#### TASK DESCRIPTION
Show each line that has the string "index" in it.

Data tied to figure images
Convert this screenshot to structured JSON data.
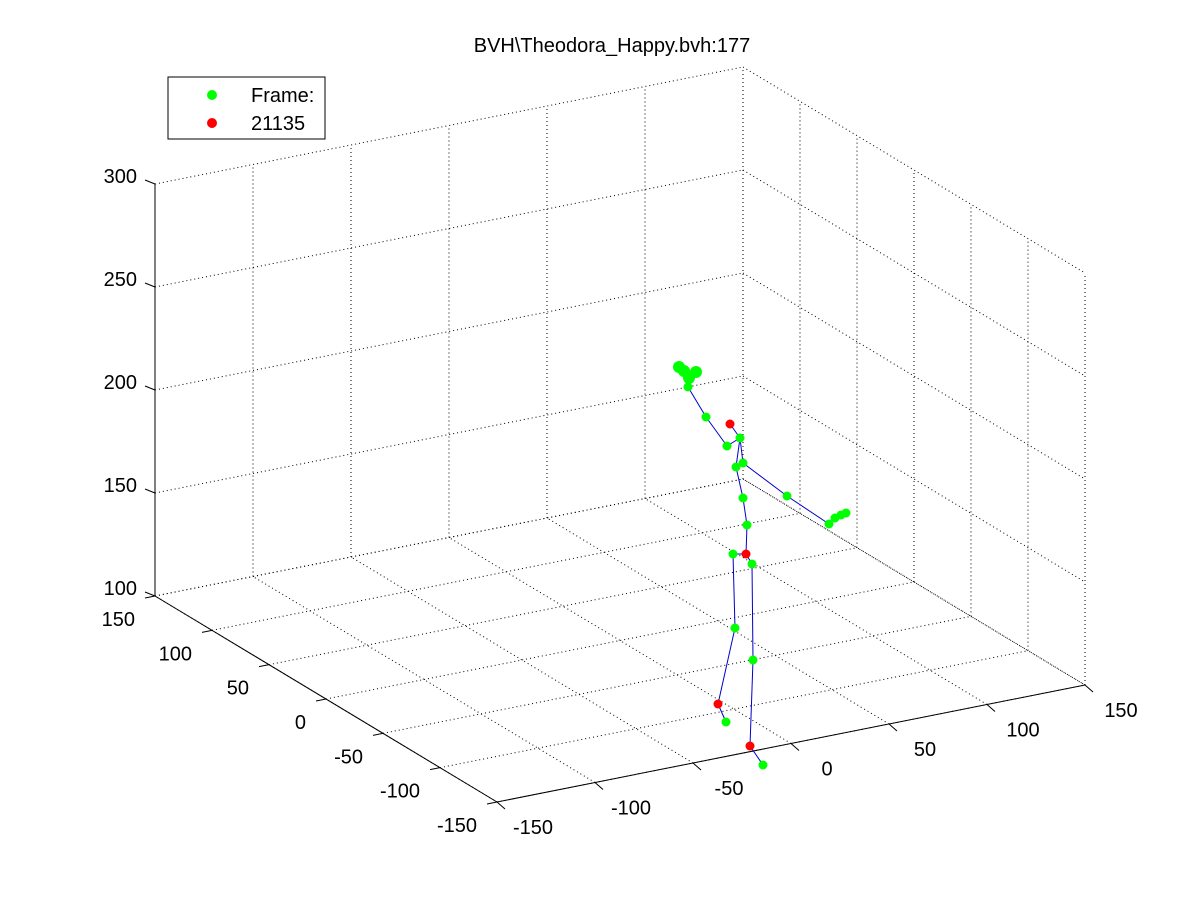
{
  "chart_data": {
    "type": "scatter",
    "title": "BVH\\Theodora_Happy.bvh:177",
    "legend": {
      "placement": "top-left",
      "entries": [
        {
          "label": "Frame:",
          "color": "#00ff00"
        },
        {
          "label": "21135",
          "color": "#ff0000"
        }
      ]
    },
    "axes": {
      "x_ticks": [
        "-150",
        "-100",
        "-50",
        "0",
        "50",
        "100",
        "150"
      ],
      "y_ticks": [
        "-150",
        "-100",
        "-50",
        "0",
        "50",
        "100",
        "150"
      ],
      "z_ticks": [
        "100",
        "150",
        "200",
        "250",
        "300"
      ],
      "xlim": [
        -150,
        150
      ],
      "ylim": [
        -150,
        150
      ],
      "zlim": [
        100,
        300
      ],
      "grid": true,
      "box": "3d-dotted"
    },
    "colors": {
      "joint": "#00ff00",
      "highlight": "#ff0000",
      "bone": "#0000cc",
      "grid": "#000000"
    }
  }
}
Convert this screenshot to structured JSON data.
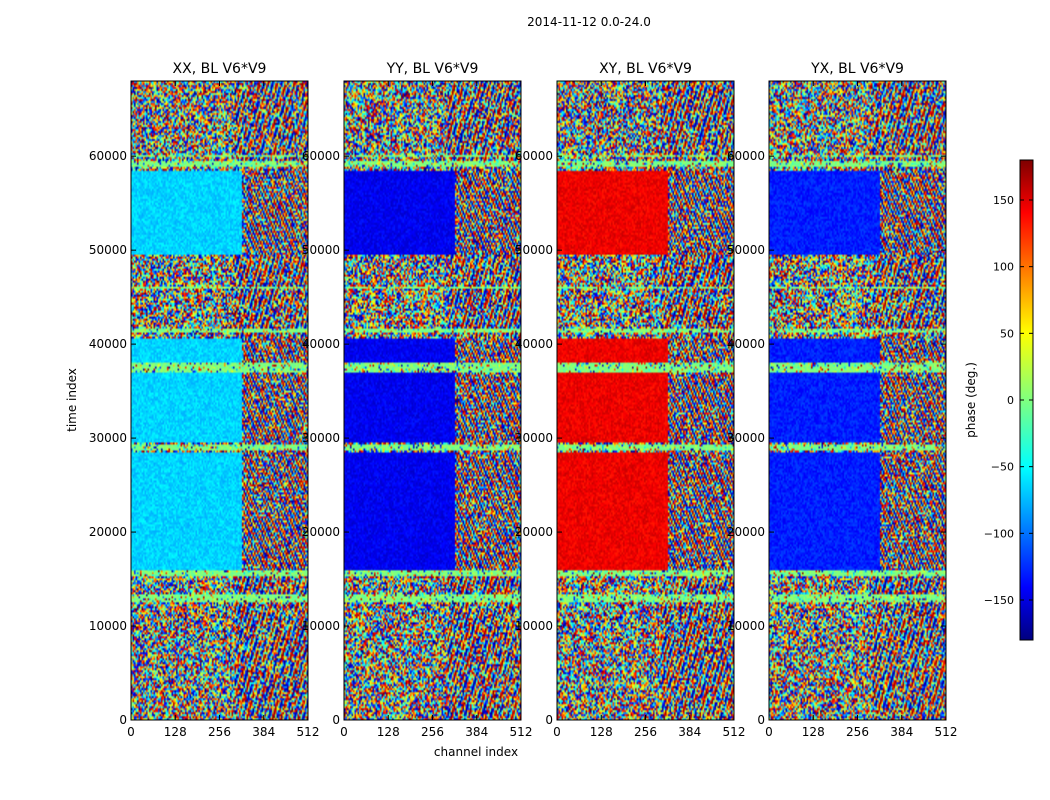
{
  "chart_data": {
    "type": "heatmap",
    "suptitle": "2014-11-12 0.0-24.0",
    "xlabel": "channel index",
    "ylabel": "time index",
    "x_range": [
      0,
      512
    ],
    "y_range": [
      0,
      68000
    ],
    "x_ticks": [
      0,
      128,
      256,
      384,
      512
    ],
    "x_tick_labels": [
      "0",
      "128",
      "256",
      "384",
      "512"
    ],
    "y_ticks": [
      0,
      10000,
      20000,
      30000,
      40000,
      50000,
      60000
    ],
    "y_tick_labels": [
      "0",
      "10000",
      "20000",
      "30000",
      "40000",
      "50000",
      "60000"
    ],
    "colorbar": {
      "label": "phase (deg.)",
      "range": [
        -180,
        180
      ],
      "ticks": [
        -150,
        -100,
        -50,
        0,
        50,
        100,
        150
      ],
      "tick_labels": [
        "−150",
        "−100",
        "−50",
        "0",
        "50",
        "100",
        "150"
      ],
      "colormap": "jet"
    },
    "panels": [
      {
        "title": "XX, BL V6*V9",
        "dominant_phase_deg": -60,
        "band_phase_deg": 0
      },
      {
        "title": "YY, BL V6*V9",
        "dominant_phase_deg": -140,
        "band_phase_deg": -110
      },
      {
        "title": "XY, BL V6*V9",
        "dominant_phase_deg": 140,
        "band_phase_deg": 120
      },
      {
        "title": "YX, BL V6*V9",
        "dominant_phase_deg": -125,
        "band_phase_deg": -95
      }
    ],
    "structure": {
      "coherent_channel_max": 320,
      "coherent_segments_time": [
        [
          16000,
          28500
        ],
        [
          29500,
          40500
        ],
        [
          49500,
          58500
        ]
      ],
      "noise_segments_time": [
        [
          0,
          12500
        ],
        [
          13000,
          15500
        ],
        [
          59000,
          68000
        ]
      ],
      "flagged_rows_time": [
        12800,
        15800,
        29000,
        37500,
        41500,
        46000,
        59000,
        60000
      ],
      "green_band_time": [
        [
          12500,
          13300
        ],
        [
          15300,
          15800
        ],
        [
          28600,
          29300
        ],
        [
          37000,
          38000
        ],
        [
          58800,
          59400
        ]
      ]
    }
  }
}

#### RESULT OF THIS TASK
    "xlabel": "channel index",
    "ylabel": "time index",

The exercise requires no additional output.